---------- Data provided ----------

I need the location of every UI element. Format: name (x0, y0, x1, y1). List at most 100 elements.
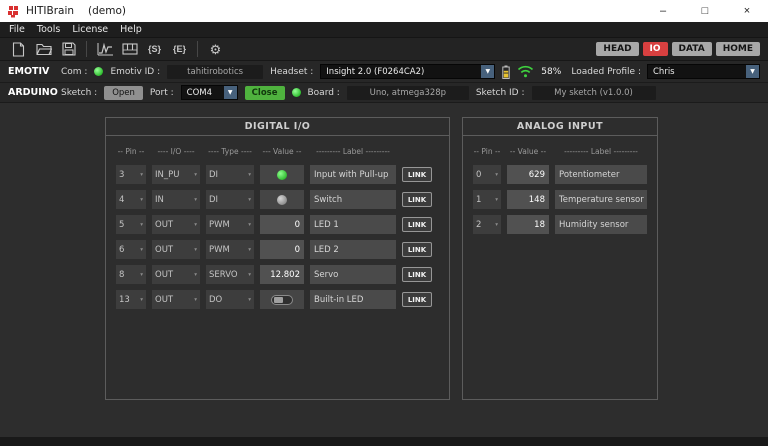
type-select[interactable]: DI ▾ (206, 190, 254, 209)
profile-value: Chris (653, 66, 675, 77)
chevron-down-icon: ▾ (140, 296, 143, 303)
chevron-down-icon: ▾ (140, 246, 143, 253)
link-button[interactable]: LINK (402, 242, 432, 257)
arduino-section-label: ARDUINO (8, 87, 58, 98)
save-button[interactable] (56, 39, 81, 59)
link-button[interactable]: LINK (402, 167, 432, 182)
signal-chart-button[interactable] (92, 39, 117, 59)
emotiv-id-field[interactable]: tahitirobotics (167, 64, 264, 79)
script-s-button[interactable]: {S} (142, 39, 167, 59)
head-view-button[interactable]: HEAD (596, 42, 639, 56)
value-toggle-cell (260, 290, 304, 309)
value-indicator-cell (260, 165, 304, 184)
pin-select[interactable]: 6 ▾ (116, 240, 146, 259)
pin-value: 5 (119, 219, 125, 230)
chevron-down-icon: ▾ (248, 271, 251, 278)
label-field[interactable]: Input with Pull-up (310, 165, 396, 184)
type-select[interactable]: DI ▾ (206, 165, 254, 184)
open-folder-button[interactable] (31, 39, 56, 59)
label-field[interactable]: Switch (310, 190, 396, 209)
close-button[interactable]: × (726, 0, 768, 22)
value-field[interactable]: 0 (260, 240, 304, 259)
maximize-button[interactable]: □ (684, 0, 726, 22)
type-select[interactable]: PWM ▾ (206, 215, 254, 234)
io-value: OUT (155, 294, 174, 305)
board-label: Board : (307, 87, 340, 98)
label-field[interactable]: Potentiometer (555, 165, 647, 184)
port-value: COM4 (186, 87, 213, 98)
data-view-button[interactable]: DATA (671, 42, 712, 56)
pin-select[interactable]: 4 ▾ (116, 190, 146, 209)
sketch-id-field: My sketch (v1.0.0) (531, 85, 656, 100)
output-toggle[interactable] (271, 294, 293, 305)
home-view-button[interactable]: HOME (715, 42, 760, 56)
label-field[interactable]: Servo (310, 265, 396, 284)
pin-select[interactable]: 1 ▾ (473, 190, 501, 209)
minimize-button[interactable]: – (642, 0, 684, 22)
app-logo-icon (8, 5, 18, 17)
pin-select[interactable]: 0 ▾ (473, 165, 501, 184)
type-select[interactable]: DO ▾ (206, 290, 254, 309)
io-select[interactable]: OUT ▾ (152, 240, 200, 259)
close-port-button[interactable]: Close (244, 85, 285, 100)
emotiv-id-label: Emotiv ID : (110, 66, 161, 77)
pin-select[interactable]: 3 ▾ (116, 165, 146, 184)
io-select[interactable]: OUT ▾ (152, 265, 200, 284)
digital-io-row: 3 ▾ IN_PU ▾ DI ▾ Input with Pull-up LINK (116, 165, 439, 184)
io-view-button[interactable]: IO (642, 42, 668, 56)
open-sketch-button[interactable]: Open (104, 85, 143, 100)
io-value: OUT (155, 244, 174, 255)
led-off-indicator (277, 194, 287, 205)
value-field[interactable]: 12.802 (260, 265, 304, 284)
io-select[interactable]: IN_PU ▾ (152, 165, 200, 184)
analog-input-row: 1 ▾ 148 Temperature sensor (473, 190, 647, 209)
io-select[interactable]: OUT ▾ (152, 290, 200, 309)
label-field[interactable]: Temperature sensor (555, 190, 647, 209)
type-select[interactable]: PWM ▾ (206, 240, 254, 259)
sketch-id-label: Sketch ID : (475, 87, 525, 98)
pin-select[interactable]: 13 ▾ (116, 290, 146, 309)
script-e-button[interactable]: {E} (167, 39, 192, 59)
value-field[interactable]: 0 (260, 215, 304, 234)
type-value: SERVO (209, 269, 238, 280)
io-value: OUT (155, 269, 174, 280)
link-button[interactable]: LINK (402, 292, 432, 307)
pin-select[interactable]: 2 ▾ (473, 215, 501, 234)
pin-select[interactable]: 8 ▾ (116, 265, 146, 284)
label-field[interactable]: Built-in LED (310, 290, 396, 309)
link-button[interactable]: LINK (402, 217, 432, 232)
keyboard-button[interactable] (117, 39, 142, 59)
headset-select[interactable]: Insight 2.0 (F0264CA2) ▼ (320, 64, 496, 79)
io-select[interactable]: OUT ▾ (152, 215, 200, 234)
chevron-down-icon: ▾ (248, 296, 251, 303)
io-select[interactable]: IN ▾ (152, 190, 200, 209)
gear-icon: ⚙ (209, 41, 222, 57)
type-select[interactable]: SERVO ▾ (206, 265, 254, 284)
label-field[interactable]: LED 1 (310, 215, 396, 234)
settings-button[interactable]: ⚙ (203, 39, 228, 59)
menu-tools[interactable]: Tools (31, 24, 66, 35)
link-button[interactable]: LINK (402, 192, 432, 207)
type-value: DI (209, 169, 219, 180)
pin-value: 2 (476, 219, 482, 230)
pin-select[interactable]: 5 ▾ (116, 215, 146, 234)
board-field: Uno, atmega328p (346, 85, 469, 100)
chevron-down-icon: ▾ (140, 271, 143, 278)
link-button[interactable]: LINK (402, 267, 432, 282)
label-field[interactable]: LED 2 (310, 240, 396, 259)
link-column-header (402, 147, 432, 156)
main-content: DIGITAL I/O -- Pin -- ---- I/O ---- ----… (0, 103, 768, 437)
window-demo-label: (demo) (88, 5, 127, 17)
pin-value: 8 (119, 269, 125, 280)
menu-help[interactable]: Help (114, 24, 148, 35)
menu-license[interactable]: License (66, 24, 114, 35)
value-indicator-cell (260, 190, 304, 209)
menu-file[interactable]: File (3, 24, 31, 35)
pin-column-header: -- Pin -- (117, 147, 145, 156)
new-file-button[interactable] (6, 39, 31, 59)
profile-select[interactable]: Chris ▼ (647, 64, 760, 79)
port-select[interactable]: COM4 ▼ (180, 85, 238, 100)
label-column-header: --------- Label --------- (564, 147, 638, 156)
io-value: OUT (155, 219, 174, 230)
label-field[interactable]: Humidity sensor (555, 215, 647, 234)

----------
---------- Data provided ----------

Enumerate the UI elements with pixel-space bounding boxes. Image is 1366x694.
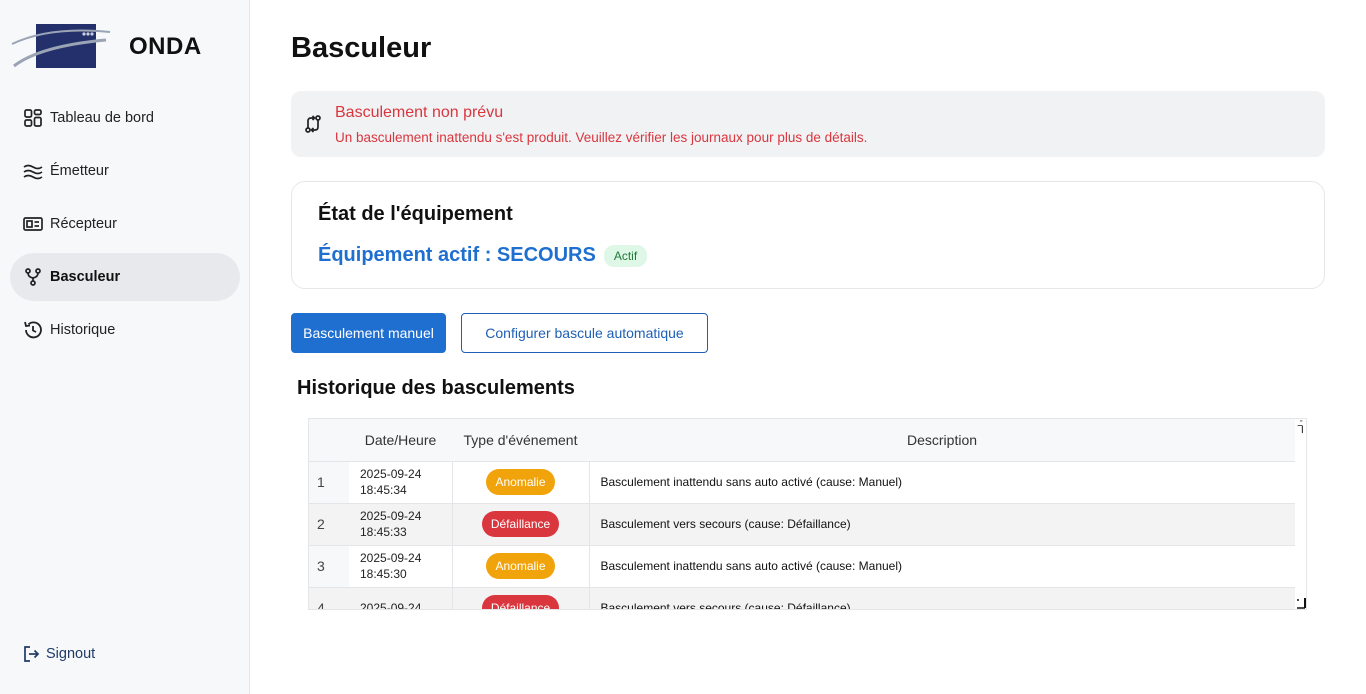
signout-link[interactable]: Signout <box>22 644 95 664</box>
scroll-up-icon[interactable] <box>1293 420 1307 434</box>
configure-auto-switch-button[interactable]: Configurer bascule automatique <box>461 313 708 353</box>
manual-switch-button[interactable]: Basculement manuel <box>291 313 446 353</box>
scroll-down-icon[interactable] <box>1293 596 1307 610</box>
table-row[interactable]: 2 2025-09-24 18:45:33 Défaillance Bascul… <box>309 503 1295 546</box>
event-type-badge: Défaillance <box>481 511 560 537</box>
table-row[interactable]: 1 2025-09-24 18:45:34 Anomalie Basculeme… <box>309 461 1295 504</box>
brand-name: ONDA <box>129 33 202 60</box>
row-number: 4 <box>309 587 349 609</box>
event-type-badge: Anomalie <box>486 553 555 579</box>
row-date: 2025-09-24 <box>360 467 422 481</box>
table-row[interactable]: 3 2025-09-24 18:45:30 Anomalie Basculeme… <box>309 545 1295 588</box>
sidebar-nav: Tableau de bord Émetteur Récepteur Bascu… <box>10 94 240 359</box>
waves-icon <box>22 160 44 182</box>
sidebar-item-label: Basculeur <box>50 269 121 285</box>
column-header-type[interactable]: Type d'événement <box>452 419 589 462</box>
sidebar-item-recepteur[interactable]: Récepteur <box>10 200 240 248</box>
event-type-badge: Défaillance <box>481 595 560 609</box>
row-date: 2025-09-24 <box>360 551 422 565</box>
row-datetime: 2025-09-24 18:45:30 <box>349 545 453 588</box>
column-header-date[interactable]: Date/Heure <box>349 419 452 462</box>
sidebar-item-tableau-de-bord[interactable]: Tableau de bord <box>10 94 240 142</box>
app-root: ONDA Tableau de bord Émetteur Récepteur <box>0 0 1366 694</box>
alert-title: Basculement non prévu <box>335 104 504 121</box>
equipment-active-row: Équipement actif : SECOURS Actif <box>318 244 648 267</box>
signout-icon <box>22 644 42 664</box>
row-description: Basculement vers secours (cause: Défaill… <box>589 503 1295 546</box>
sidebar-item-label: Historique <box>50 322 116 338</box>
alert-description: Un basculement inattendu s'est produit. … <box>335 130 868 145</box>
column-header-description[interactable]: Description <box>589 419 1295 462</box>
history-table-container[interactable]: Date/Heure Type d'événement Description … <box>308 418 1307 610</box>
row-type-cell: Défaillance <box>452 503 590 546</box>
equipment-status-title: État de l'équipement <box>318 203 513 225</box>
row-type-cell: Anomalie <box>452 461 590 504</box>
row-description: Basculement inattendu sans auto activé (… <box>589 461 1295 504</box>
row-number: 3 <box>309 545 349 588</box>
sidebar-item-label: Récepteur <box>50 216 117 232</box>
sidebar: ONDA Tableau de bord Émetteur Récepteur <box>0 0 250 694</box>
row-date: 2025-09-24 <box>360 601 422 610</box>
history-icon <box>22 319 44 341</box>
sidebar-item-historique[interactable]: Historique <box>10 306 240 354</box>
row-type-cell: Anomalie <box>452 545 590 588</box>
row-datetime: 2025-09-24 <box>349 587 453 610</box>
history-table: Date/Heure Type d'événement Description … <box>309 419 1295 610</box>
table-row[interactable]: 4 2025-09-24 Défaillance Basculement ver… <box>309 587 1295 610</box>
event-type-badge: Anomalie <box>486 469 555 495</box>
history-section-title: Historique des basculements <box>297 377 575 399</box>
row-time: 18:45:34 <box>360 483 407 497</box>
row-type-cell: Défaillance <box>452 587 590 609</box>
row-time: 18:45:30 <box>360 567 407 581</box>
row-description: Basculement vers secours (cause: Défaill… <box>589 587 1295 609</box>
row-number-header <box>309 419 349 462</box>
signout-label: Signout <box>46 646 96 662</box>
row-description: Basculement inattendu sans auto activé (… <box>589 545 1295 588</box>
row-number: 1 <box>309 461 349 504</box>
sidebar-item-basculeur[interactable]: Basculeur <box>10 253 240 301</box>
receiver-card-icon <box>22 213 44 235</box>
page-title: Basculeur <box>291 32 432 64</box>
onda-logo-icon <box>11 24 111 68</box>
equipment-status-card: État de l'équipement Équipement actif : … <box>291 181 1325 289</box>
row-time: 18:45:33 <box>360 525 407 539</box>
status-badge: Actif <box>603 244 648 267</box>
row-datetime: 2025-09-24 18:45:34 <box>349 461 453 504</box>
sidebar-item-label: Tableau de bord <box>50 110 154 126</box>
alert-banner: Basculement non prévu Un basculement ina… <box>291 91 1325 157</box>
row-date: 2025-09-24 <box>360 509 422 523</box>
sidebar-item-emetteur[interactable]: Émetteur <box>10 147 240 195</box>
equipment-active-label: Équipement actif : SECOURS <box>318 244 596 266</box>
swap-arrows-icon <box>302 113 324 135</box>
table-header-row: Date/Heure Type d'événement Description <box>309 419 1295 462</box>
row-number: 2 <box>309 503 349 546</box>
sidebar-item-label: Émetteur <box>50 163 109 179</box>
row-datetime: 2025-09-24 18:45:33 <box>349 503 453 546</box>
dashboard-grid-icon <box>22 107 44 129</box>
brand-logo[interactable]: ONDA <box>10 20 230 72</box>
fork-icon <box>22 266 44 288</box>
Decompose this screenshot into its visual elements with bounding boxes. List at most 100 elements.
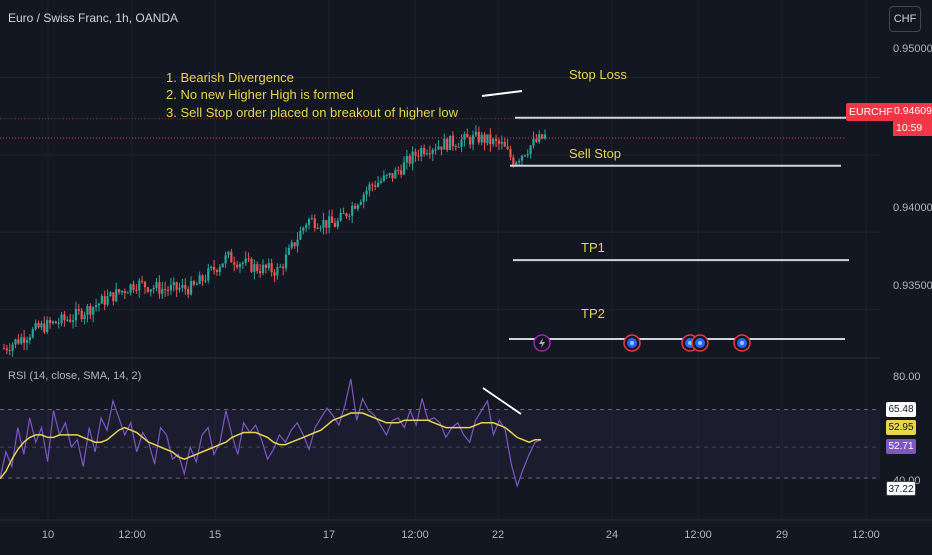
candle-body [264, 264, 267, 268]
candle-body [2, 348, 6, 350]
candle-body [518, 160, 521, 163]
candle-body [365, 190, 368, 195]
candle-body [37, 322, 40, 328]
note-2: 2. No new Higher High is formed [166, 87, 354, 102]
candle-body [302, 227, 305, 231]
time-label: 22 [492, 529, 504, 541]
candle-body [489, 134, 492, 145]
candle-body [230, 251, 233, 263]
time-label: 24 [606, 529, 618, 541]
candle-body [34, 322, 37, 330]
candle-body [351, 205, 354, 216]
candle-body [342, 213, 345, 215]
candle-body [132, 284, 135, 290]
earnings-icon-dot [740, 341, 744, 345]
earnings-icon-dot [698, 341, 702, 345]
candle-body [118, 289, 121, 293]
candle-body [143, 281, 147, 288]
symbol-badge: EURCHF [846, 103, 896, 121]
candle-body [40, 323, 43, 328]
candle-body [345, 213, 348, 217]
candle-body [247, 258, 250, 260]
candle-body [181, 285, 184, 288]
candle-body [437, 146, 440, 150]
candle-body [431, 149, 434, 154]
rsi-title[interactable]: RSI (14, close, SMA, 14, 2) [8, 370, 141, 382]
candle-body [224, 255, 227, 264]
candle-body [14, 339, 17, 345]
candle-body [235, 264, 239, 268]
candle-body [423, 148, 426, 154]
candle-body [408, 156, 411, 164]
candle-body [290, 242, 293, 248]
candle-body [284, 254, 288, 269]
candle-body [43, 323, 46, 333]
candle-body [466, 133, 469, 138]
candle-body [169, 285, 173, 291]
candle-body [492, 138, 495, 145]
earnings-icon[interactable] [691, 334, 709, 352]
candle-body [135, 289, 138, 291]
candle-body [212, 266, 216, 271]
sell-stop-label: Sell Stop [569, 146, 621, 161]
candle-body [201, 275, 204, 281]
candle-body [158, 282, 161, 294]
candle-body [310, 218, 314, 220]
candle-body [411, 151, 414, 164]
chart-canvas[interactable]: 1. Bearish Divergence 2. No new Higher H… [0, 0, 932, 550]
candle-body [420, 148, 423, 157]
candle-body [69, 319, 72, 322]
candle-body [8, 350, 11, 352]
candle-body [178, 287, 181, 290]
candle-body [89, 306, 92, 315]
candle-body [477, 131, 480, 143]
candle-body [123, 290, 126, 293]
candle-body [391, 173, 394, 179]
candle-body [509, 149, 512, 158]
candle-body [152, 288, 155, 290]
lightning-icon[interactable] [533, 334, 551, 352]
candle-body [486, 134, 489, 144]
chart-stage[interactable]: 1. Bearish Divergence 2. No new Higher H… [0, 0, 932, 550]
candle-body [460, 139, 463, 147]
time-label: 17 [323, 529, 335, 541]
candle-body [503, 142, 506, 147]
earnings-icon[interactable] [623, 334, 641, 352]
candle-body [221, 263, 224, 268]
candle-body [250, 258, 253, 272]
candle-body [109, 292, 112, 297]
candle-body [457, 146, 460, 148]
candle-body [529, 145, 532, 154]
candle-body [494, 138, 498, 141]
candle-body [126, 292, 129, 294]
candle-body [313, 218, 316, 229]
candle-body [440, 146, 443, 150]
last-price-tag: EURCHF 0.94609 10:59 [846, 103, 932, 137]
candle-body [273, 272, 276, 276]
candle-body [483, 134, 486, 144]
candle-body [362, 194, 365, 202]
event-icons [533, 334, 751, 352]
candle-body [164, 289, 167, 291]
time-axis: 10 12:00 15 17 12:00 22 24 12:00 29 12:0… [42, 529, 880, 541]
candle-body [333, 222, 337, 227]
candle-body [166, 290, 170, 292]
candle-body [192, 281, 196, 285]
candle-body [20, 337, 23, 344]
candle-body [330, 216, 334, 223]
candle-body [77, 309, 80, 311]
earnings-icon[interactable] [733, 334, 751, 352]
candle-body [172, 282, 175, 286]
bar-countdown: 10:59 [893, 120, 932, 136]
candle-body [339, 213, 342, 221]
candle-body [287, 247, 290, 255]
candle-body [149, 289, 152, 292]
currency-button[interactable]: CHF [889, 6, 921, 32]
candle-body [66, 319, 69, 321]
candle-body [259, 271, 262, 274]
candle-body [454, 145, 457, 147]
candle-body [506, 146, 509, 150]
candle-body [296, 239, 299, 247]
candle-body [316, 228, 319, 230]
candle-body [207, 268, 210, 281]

----------

### What to do
Please reproduce the data from the line with "candle-body [264, 264, 267, 268]" to the line with "candle-body [132, 284, 135, 290]", both lines included, character for character.

### Full response
candle-body [264, 264, 267, 268]
candle-body [2, 348, 6, 350]
candle-body [518, 160, 521, 163]
candle-body [365, 190, 368, 195]
candle-body [37, 322, 40, 328]
note-2: 2. No new Higher High is formed [166, 87, 354, 102]
candle-body [302, 227, 305, 231]
time-label: 22 [492, 529, 504, 541]
candle-body [489, 134, 492, 145]
candle-body [230, 251, 233, 263]
time-label: 24 [606, 529, 618, 541]
candle-body [34, 322, 37, 330]
candle-body [351, 205, 354, 216]
candle-body [342, 213, 345, 215]
candle-body [132, 284, 135, 290]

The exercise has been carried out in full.